Items from a figure collection
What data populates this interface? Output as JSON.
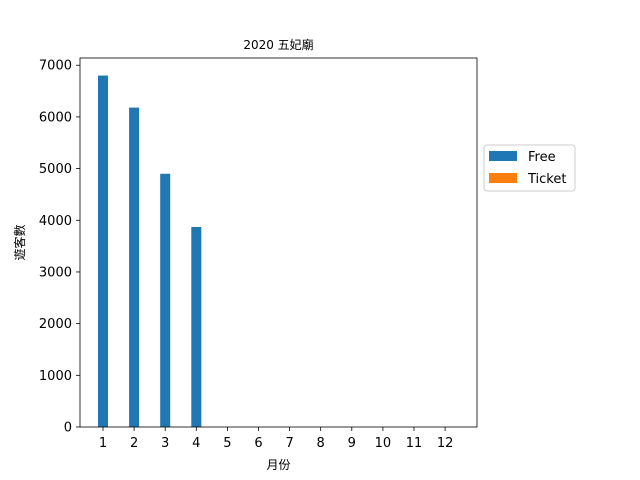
{
  "chart_data": {
    "type": "bar",
    "title": "2020 五妃廟",
    "xlabel": "月份",
    "ylabel": "遊客數",
    "categories": [
      "1",
      "2",
      "3",
      "4",
      "5",
      "6",
      "7",
      "8",
      "9",
      "10",
      "11",
      "12"
    ],
    "series": [
      {
        "name": "Free",
        "color": "#1f77b4",
        "values": [
          6800,
          6180,
          4900,
          3870,
          0,
          0,
          0,
          0,
          0,
          0,
          0,
          0
        ]
      },
      {
        "name": "Ticket",
        "color": "#ff7f0e",
        "values": [
          0,
          0,
          0,
          0,
          0,
          0,
          0,
          0,
          0,
          0,
          0,
          0
        ]
      }
    ],
    "ylim": [
      0,
      7140
    ],
    "yticks": [
      0,
      1000,
      2000,
      3000,
      4000,
      5000,
      6000,
      7000
    ],
    "grid": false,
    "legend_position": "outside-right"
  }
}
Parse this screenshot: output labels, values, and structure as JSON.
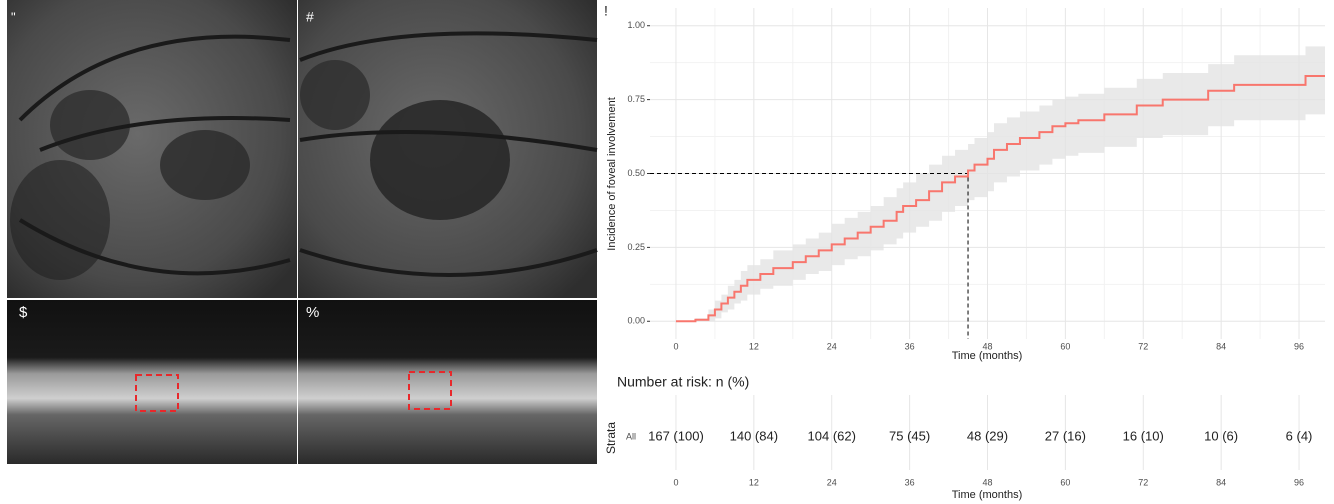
{
  "panel_labels": [
    "\"",
    "#",
    "$",
    "%"
  ],
  "chart_data": {
    "type": "step",
    "panel_label": "!",
    "xlabel": "Time (months)",
    "ylabel": "Incidence of foveal involvement",
    "x": [
      0,
      3,
      5,
      6,
      7,
      8,
      9,
      10,
      11,
      13,
      15,
      18,
      20,
      22,
      24,
      26,
      28,
      30,
      32,
      34,
      35,
      37,
      39,
      41,
      43,
      45,
      46,
      48,
      49,
      51,
      53,
      56,
      58,
      60,
      62,
      66,
      71,
      75,
      82,
      86,
      97,
      100
    ],
    "series": [
      {
        "color": "#f8766d",
        "values": [
          0,
          0.005,
          0.02,
          0.04,
          0.06,
          0.08,
          0.1,
          0.12,
          0.14,
          0.16,
          0.18,
          0.2,
          0.22,
          0.24,
          0.26,
          0.28,
          0.3,
          0.32,
          0.34,
          0.37,
          0.39,
          0.41,
          0.44,
          0.47,
          0.49,
          0.51,
          0.53,
          0.55,
          0.58,
          0.6,
          0.62,
          0.64,
          0.66,
          0.67,
          0.68,
          0.7,
          0.73,
          0.75,
          0.78,
          0.8,
          0.83,
          0.83
        ],
        "lower": [
          0,
          0,
          0,
          0.01,
          0.03,
          0.04,
          0.06,
          0.07,
          0.09,
          0.11,
          0.12,
          0.14,
          0.16,
          0.17,
          0.19,
          0.21,
          0.22,
          0.24,
          0.26,
          0.28,
          0.3,
          0.32,
          0.34,
          0.37,
          0.39,
          0.41,
          0.42,
          0.44,
          0.47,
          0.49,
          0.51,
          0.53,
          0.55,
          0.56,
          0.57,
          0.59,
          0.62,
          0.63,
          0.66,
          0.68,
          0.7,
          0.7
        ],
        "upper": [
          0,
          0.01,
          0.04,
          0.07,
          0.09,
          0.12,
          0.14,
          0.17,
          0.19,
          0.21,
          0.24,
          0.26,
          0.28,
          0.3,
          0.33,
          0.35,
          0.37,
          0.39,
          0.42,
          0.45,
          0.47,
          0.5,
          0.53,
          0.56,
          0.58,
          0.6,
          0.62,
          0.64,
          0.67,
          0.69,
          0.71,
          0.73,
          0.75,
          0.76,
          0.77,
          0.79,
          0.82,
          0.84,
          0.87,
          0.9,
          0.93,
          0.93
        ],
        "band_color": "#e3e3e3"
      }
    ],
    "median": {
      "x": 45,
      "y": 0.5
    },
    "xlim": [
      -4,
      100
    ],
    "ylim": [
      -0.06,
      1.06
    ],
    "xticks": [
      0,
      12,
      24,
      36,
      48,
      60,
      72,
      84,
      96
    ],
    "yticks": [
      {
        "value": 0,
        "label": "0.00"
      },
      {
        "value": 0.25,
        "label": "0.25"
      },
      {
        "value": 0.5,
        "label": "0.50"
      },
      {
        "value": 0.75,
        "label": "0.75"
      },
      {
        "value": 1,
        "label": "1.00"
      }
    ],
    "grid": true,
    "risk_table": {
      "title": "Number at risk: n (%)",
      "ylabel": "Strata",
      "stratum": "All",
      "xlabel": "Time (months)",
      "x": [
        0,
        12,
        24,
        36,
        48,
        60,
        72,
        84,
        96
      ],
      "values": [
        167,
        140,
        104,
        75,
        48,
        27,
        16,
        10,
        6
      ],
      "value_labels": [
        "167 (100)",
        "140 (84)",
        "104 (62)",
        "75 (45)",
        "48 (29)",
        "27 (16)",
        "16 (10)",
        "10 (6)",
        "6 (4)"
      ]
    }
  }
}
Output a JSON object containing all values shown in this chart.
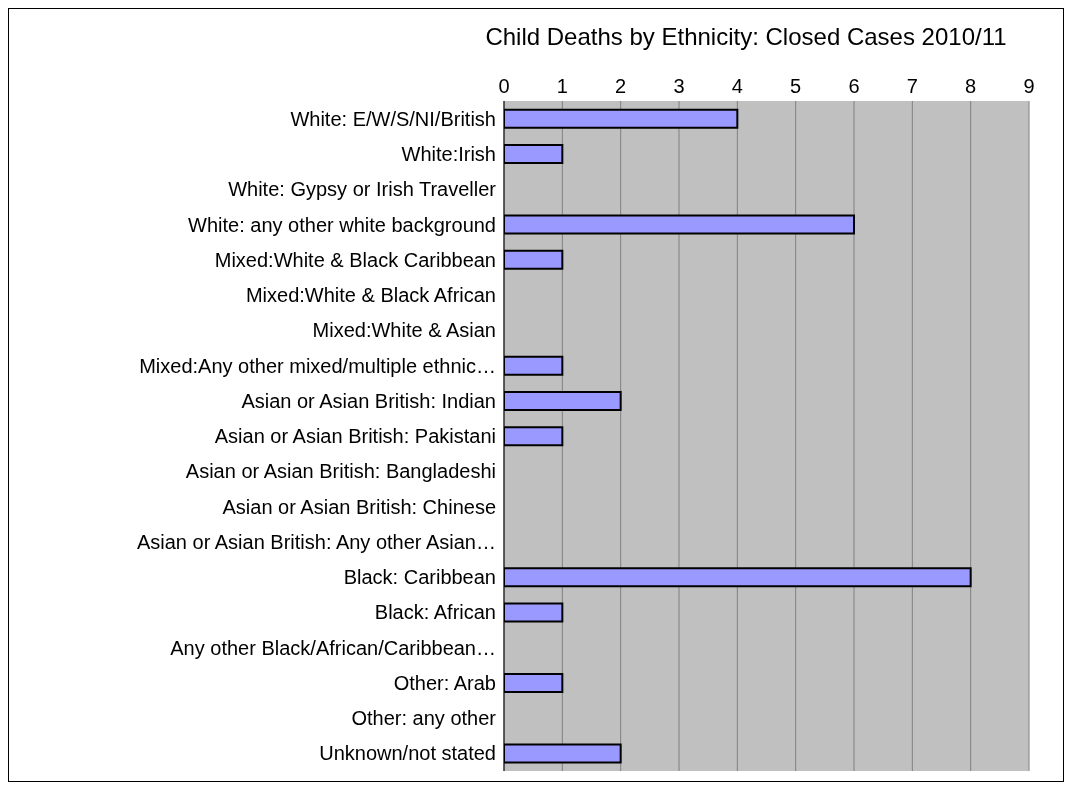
{
  "chart_data": {
    "type": "bar",
    "orientation": "horizontal",
    "title": "Child Deaths by Ethnicity: Closed Cases 2010/11",
    "categories": [
      "White: E/W/S/NI/British",
      "White:Irish",
      "White: Gypsy or Irish Traveller",
      "White: any other white background",
      "Mixed:White & Black Caribbean",
      "Mixed:White & Black African",
      "Mixed:White & Asian",
      "Mixed:Any other mixed/multiple ethnic…",
      "Asian or Asian British: Indian",
      "Asian or Asian British: Pakistani",
      "Asian or Asian British: Bangladeshi",
      "Asian or Asian British: Chinese",
      "Asian or Asian British: Any other Asian…",
      "Black: Caribbean",
      "Black: African",
      "Any other Black/African/Caribbean…",
      "Other: Arab",
      "Other: any other",
      "Unknown/not stated"
    ],
    "values": [
      4,
      1,
      0,
      6,
      1,
      0,
      0,
      1,
      2,
      1,
      0,
      0,
      0,
      8,
      1,
      0,
      1,
      0,
      2
    ],
    "color": "#9999ff",
    "xlim": [
      0,
      9
    ],
    "xticks": [
      0,
      1,
      2,
      3,
      4,
      5,
      6,
      7,
      8,
      9
    ],
    "grid": "x"
  }
}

Direction
Each entry must be retyped word for word, with every image omitted.

The result
What data populates this interface? Output as JSON.
{
  "chart_data": {
    "type": "bar",
    "title": "2020 五妃廟",
    "xlabel": "月份",
    "ylabel": "遊客數",
    "categories": [
      "1",
      "2",
      "3",
      "4",
      "5",
      "6",
      "7",
      "8",
      "9",
      "10",
      "11",
      "12"
    ],
    "series": [
      {
        "name": "Free",
        "color": "#1f77b4",
        "values": [
          6800,
          6180,
          4900,
          3870,
          0,
          0,
          0,
          0,
          0,
          0,
          0,
          0
        ]
      },
      {
        "name": "Ticket",
        "color": "#ff7f0e",
        "values": [
          0,
          0,
          0,
          0,
          0,
          0,
          0,
          0,
          0,
          0,
          0,
          0
        ]
      }
    ],
    "ylim": [
      0,
      7140
    ],
    "yticks": [
      0,
      1000,
      2000,
      3000,
      4000,
      5000,
      6000,
      7000
    ],
    "grid": false,
    "legend_position": "outside-right"
  }
}
Parse this screenshot: output labels, values, and structure as JSON.
{
  "panel_labels": [
    "\"",
    "#",
    "$",
    "%"
  ],
  "chart_data": {
    "type": "step",
    "panel_label": "!",
    "xlabel": "Time (months)",
    "ylabel": "Incidence of foveal involvement",
    "x": [
      0,
      3,
      5,
      6,
      7,
      8,
      9,
      10,
      11,
      13,
      15,
      18,
      20,
      22,
      24,
      26,
      28,
      30,
      32,
      34,
      35,
      37,
      39,
      41,
      43,
      45,
      46,
      48,
      49,
      51,
      53,
      56,
      58,
      60,
      62,
      66,
      71,
      75,
      82,
      86,
      97,
      100
    ],
    "series": [
      {
        "color": "#f8766d",
        "values": [
          0,
          0.005,
          0.02,
          0.04,
          0.06,
          0.08,
          0.1,
          0.12,
          0.14,
          0.16,
          0.18,
          0.2,
          0.22,
          0.24,
          0.26,
          0.28,
          0.3,
          0.32,
          0.34,
          0.37,
          0.39,
          0.41,
          0.44,
          0.47,
          0.49,
          0.51,
          0.53,
          0.55,
          0.58,
          0.6,
          0.62,
          0.64,
          0.66,
          0.67,
          0.68,
          0.7,
          0.73,
          0.75,
          0.78,
          0.8,
          0.83,
          0.83
        ],
        "lower": [
          0,
          0,
          0,
          0.01,
          0.03,
          0.04,
          0.06,
          0.07,
          0.09,
          0.11,
          0.12,
          0.14,
          0.16,
          0.17,
          0.19,
          0.21,
          0.22,
          0.24,
          0.26,
          0.28,
          0.3,
          0.32,
          0.34,
          0.37,
          0.39,
          0.41,
          0.42,
          0.44,
          0.47,
          0.49,
          0.51,
          0.53,
          0.55,
          0.56,
          0.57,
          0.59,
          0.62,
          0.63,
          0.66,
          0.68,
          0.7,
          0.7
        ],
        "upper": [
          0,
          0.01,
          0.04,
          0.07,
          0.09,
          0.12,
          0.14,
          0.17,
          0.19,
          0.21,
          0.24,
          0.26,
          0.28,
          0.3,
          0.33,
          0.35,
          0.37,
          0.39,
          0.42,
          0.45,
          0.47,
          0.5,
          0.53,
          0.56,
          0.58,
          0.6,
          0.62,
          0.64,
          0.67,
          0.69,
          0.71,
          0.73,
          0.75,
          0.76,
          0.77,
          0.79,
          0.82,
          0.84,
          0.87,
          0.9,
          0.93,
          0.93
        ],
        "band_color": "#e3e3e3"
      }
    ],
    "median": {
      "x": 45,
      "y": 0.5
    },
    "xlim": [
      -4,
      100
    ],
    "ylim": [
      -0.06,
      1.06
    ],
    "xticks": [
      0,
      12,
      24,
      36,
      48,
      60,
      72,
      84,
      96
    ],
    "yticks": [
      {
        "value": 0,
        "label": "0.00"
      },
      {
        "value": 0.25,
        "label": "0.25"
      },
      {
        "value": 0.5,
        "label": "0.50"
      },
      {
        "value": 0.75,
        "label": "0.75"
      },
      {
        "value": 1,
        "label": "1.00"
      }
    ],
    "grid": true,
    "risk_table": {
      "title": "Number at risk: n (%)",
      "ylabel": "Strata",
      "stratum": "All",
      "xlabel": "Time (months)",
      "x": [
        0,
        12,
        24,
        36,
        48,
        60,
        72,
        84,
        96
      ],
      "values": [
        167,
        140,
        104,
        75,
        48,
        27,
        16,
        10,
        6
      ],
      "value_labels": [
        "167 (100)",
        "140 (84)",
        "104 (62)",
        "75 (45)",
        "48 (29)",
        "27 (16)",
        "16 (10)",
        "10 (6)",
        "6 (4)"
      ]
    }
  }
}
Output a JSON object containing all values shown in this chart.
{
  "chart_data": {
    "type": "bar",
    "orientation": "horizontal",
    "title": "Child Deaths by Ethnicity: Closed Cases 2010/11",
    "categories": [
      "White: E/W/S/NI/British",
      "White:Irish",
      "White: Gypsy or Irish Traveller",
      "White: any other white background",
      "Mixed:White & Black Caribbean",
      "Mixed:White & Black African",
      "Mixed:White & Asian",
      "Mixed:Any other mixed/multiple ethnic…",
      "Asian or Asian British: Indian",
      "Asian or Asian British: Pakistani",
      "Asian or Asian British: Bangladeshi",
      "Asian or Asian British: Chinese",
      "Asian or Asian British: Any other Asian…",
      "Black: Caribbean",
      "Black: African",
      "Any other Black/African/Caribbean…",
      "Other: Arab",
      "Other: any other",
      "Unknown/not stated"
    ],
    "values": [
      4,
      1,
      0,
      6,
      1,
      0,
      0,
      1,
      2,
      1,
      0,
      0,
      0,
      8,
      1,
      0,
      1,
      0,
      2
    ],
    "color": "#9999ff",
    "xlim": [
      0,
      9
    ],
    "xticks": [
      0,
      1,
      2,
      3,
      4,
      5,
      6,
      7,
      8,
      9
    ],
    "grid": "x"
  }
}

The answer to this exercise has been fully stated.